--- Begin Supplied records ---

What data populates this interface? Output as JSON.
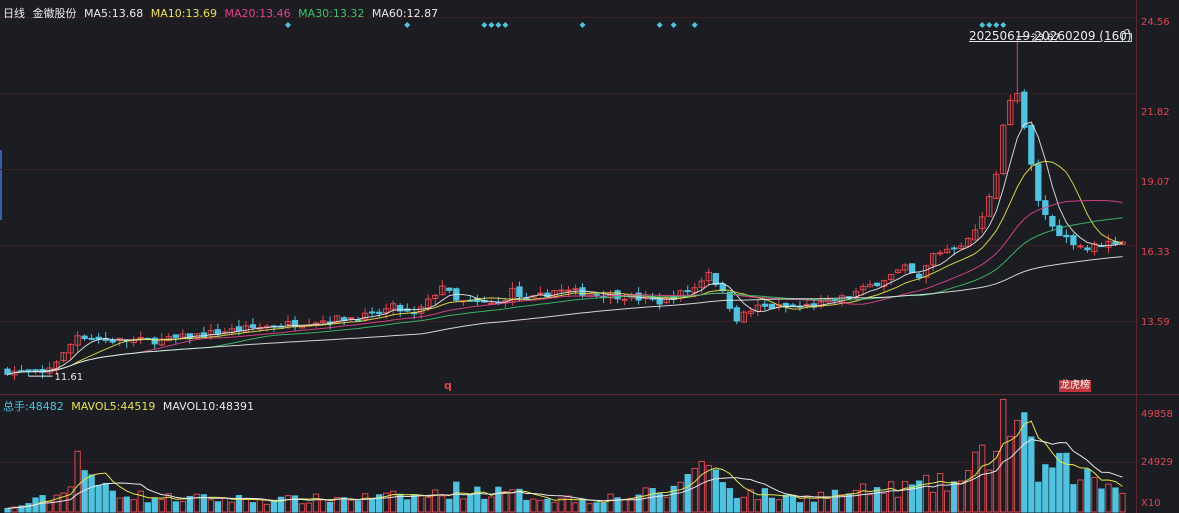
{
  "header": {
    "period": "日线",
    "stock_name": "金徽股份",
    "ma": [
      {
        "label": "MA5:",
        "value": "13.68",
        "color": "#e8e8e8"
      },
      {
        "label": "MA10:",
        "value": "13.69",
        "color": "#e8e34a"
      },
      {
        "label": "MA20:",
        "value": "13.46",
        "color": "#e0458a"
      },
      {
        "label": "MA30:",
        "value": "13.32",
        "color": "#3fc06b"
      },
      {
        "label": "MA60:",
        "value": "12.87",
        "color": "#e8e8e8"
      }
    ]
  },
  "range_label": "20250619-20260209 (160)",
  "price_axis": [
    "24.56",
    "21.82",
    "19.07",
    "16.33",
    "13.59"
  ],
  "high_annotation": "23.87",
  "low_annotation": "11.61",
  "event_marker": "q",
  "event_tag": "龙虎榜",
  "volume_header": {
    "items": [
      {
        "label": "总手:",
        "value": "48482",
        "color": "#4fc3e0"
      },
      {
        "label": "MAVOL5:",
        "value": "44519",
        "color": "#e8e34a"
      },
      {
        "label": "MAVOL10:",
        "value": "48391",
        "color": "#e8e8e8"
      }
    ]
  },
  "volume_axis": [
    "49858",
    "24929",
    "X10"
  ],
  "colors": {
    "up": "#e0454f",
    "down": "#4fc3e0",
    "grid": "#3a1e22",
    "bg": "#1b1d22",
    "diamond": "#4fc3e0"
  },
  "chart_data": {
    "type": "candlestick",
    "count": 160,
    "ylim": [
      11.0,
      24.9
    ],
    "volume_ylim": [
      0,
      52000
    ],
    "high": 23.87,
    "low": 11.61,
    "close_path": [
      [
        0,
        11.8
      ],
      [
        5,
        11.7
      ],
      [
        8,
        12.4
      ],
      [
        10,
        13.1
      ],
      [
        14,
        12.9
      ],
      [
        22,
        12.9
      ],
      [
        30,
        13.2
      ],
      [
        40,
        13.5
      ],
      [
        52,
        13.8
      ],
      [
        55,
        14.1
      ],
      [
        58,
        13.8
      ],
      [
        60,
        14.3
      ],
      [
        62,
        14.9
      ],
      [
        64,
        14.3
      ],
      [
        70,
        14.2
      ],
      [
        72,
        14.7
      ],
      [
        74,
        14.3
      ],
      [
        78,
        14.7
      ],
      [
        84,
        14.6
      ],
      [
        88,
        14.5
      ],
      [
        93,
        14.3
      ],
      [
        98,
        14.8
      ],
      [
        100,
        15.4
      ],
      [
        102,
        14.6
      ],
      [
        104,
        13.7
      ],
      [
        107,
        14.1
      ],
      [
        112,
        14.1
      ],
      [
        116,
        14.2
      ],
      [
        120,
        14.5
      ],
      [
        124,
        15.0
      ],
      [
        128,
        15.5
      ],
      [
        130,
        15.1
      ],
      [
        132,
        16.0
      ],
      [
        135,
        16.3
      ],
      [
        137,
        16.5
      ],
      [
        139,
        17.3
      ],
      [
        141,
        19.0
      ],
      [
        142,
        20.7
      ],
      [
        143,
        21.5
      ],
      [
        144,
        21.8
      ],
      [
        147,
        17.9
      ],
      [
        149,
        17.0
      ],
      [
        151,
        16.6
      ],
      [
        154,
        16.2
      ],
      [
        156,
        16.4
      ],
      [
        159,
        16.5
      ]
    ],
    "volume_level": [
      [
        0,
        1500
      ],
      [
        8,
        9000
      ],
      [
        10,
        30000
      ],
      [
        12,
        14000
      ],
      [
        20,
        7000
      ],
      [
        40,
        6000
      ],
      [
        60,
        8000
      ],
      [
        64,
        11000
      ],
      [
        75,
        8000
      ],
      [
        82,
        6000
      ],
      [
        95,
        10000
      ],
      [
        98,
        26000
      ],
      [
        100,
        22000
      ],
      [
        104,
        10000
      ],
      [
        112,
        7000
      ],
      [
        128,
        12000
      ],
      [
        136,
        15000
      ],
      [
        140,
        30000
      ],
      [
        142,
        48000
      ],
      [
        144,
        44000
      ],
      [
        147,
        20000
      ],
      [
        151,
        22000
      ],
      [
        156,
        14000
      ],
      [
        159,
        12000
      ]
    ],
    "ma": [
      {
        "name": "MA5",
        "color": "#e8e8e8"
      },
      {
        "name": "MA10",
        "color": "#e8e34a"
      },
      {
        "name": "MA20",
        "color": "#e0458a"
      },
      {
        "name": "MA30",
        "color": "#3fc06b"
      },
      {
        "name": "MA60",
        "color": "#e8e8e8"
      }
    ],
    "event_days": [
      40,
      57,
      68,
      69,
      70,
      71,
      82,
      93,
      95,
      98,
      139,
      140,
      141,
      142
    ]
  }
}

--- End Supplied records ---

Without including any picture, retype the entries exactly.

What data populates this interface? Output as JSON.
{
  "header": {
    "period": "日线",
    "stock_name": "金徽股份",
    "ma": [
      {
        "label": "MA5:",
        "value": "13.68",
        "color": "#e8e8e8"
      },
      {
        "label": "MA10:",
        "value": "13.69",
        "color": "#e8e34a"
      },
      {
        "label": "MA20:",
        "value": "13.46",
        "color": "#e0458a"
      },
      {
        "label": "MA30:",
        "value": "13.32",
        "color": "#3fc06b"
      },
      {
        "label": "MA60:",
        "value": "12.87",
        "color": "#e8e8e8"
      }
    ]
  },
  "range_label": "20250619-20260209 (160)",
  "price_axis": [
    "24.56",
    "21.82",
    "19.07",
    "16.33",
    "13.59"
  ],
  "high_annotation": "23.87",
  "low_annotation": "11.61",
  "event_marker": "q",
  "event_tag": "龙虎榜",
  "volume_header": {
    "items": [
      {
        "label": "总手:",
        "value": "48482",
        "color": "#4fc3e0"
      },
      {
        "label": "MAVOL5:",
        "value": "44519",
        "color": "#e8e34a"
      },
      {
        "label": "MAVOL10:",
        "value": "48391",
        "color": "#e8e8e8"
      }
    ]
  },
  "volume_axis": [
    "49858",
    "24929",
    "X10"
  ],
  "colors": {
    "up": "#e0454f",
    "down": "#4fc3e0",
    "grid": "#3a1e22",
    "bg": "#1b1d22",
    "diamond": "#4fc3e0"
  },
  "chart_data": {
    "type": "candlestick",
    "count": 160,
    "ylim": [
      11.0,
      24.9
    ],
    "volume_ylim": [
      0,
      52000
    ],
    "high": 23.87,
    "low": 11.61,
    "close_path": [
      [
        0,
        11.8
      ],
      [
        5,
        11.7
      ],
      [
        8,
        12.4
      ],
      [
        10,
        13.1
      ],
      [
        14,
        12.9
      ],
      [
        22,
        12.9
      ],
      [
        30,
        13.2
      ],
      [
        40,
        13.5
      ],
      [
        52,
        13.8
      ],
      [
        55,
        14.1
      ],
      [
        58,
        13.8
      ],
      [
        60,
        14.3
      ],
      [
        62,
        14.9
      ],
      [
        64,
        14.3
      ],
      [
        70,
        14.2
      ],
      [
        72,
        14.7
      ],
      [
        74,
        14.3
      ],
      [
        78,
        14.7
      ],
      [
        84,
        14.6
      ],
      [
        88,
        14.5
      ],
      [
        93,
        14.3
      ],
      [
        98,
        14.8
      ],
      [
        100,
        15.4
      ],
      [
        102,
        14.6
      ],
      [
        104,
        13.7
      ],
      [
        107,
        14.1
      ],
      [
        112,
        14.1
      ],
      [
        116,
        14.2
      ],
      [
        120,
        14.5
      ],
      [
        124,
        15.0
      ],
      [
        128,
        15.5
      ],
      [
        130,
        15.1
      ],
      [
        132,
        16.0
      ],
      [
        135,
        16.3
      ],
      [
        137,
        16.5
      ],
      [
        139,
        17.3
      ],
      [
        141,
        19.0
      ],
      [
        142,
        20.7
      ],
      [
        143,
        21.5
      ],
      [
        144,
        21.8
      ],
      [
        147,
        17.9
      ],
      [
        149,
        17.0
      ],
      [
        151,
        16.6
      ],
      [
        154,
        16.2
      ],
      [
        156,
        16.4
      ],
      [
        159,
        16.5
      ]
    ],
    "volume_level": [
      [
        0,
        1500
      ],
      [
        8,
        9000
      ],
      [
        10,
        30000
      ],
      [
        12,
        14000
      ],
      [
        20,
        7000
      ],
      [
        40,
        6000
      ],
      [
        60,
        8000
      ],
      [
        64,
        11000
      ],
      [
        75,
        8000
      ],
      [
        82,
        6000
      ],
      [
        95,
        10000
      ],
      [
        98,
        26000
      ],
      [
        100,
        22000
      ],
      [
        104,
        10000
      ],
      [
        112,
        7000
      ],
      [
        128,
        12000
      ],
      [
        136,
        15000
      ],
      [
        140,
        30000
      ],
      [
        142,
        48000
      ],
      [
        144,
        44000
      ],
      [
        147,
        20000
      ],
      [
        151,
        22000
      ],
      [
        156,
        14000
      ],
      [
        159,
        12000
      ]
    ],
    "ma": [
      {
        "name": "MA5",
        "color": "#e8e8e8"
      },
      {
        "name": "MA10",
        "color": "#e8e34a"
      },
      {
        "name": "MA20",
        "color": "#e0458a"
      },
      {
        "name": "MA30",
        "color": "#3fc06b"
      },
      {
        "name": "MA60",
        "color": "#e8e8e8"
      }
    ],
    "event_days": [
      40,
      57,
      68,
      69,
      70,
      71,
      82,
      93,
      95,
      98,
      139,
      140,
      141,
      142
    ]
  }
}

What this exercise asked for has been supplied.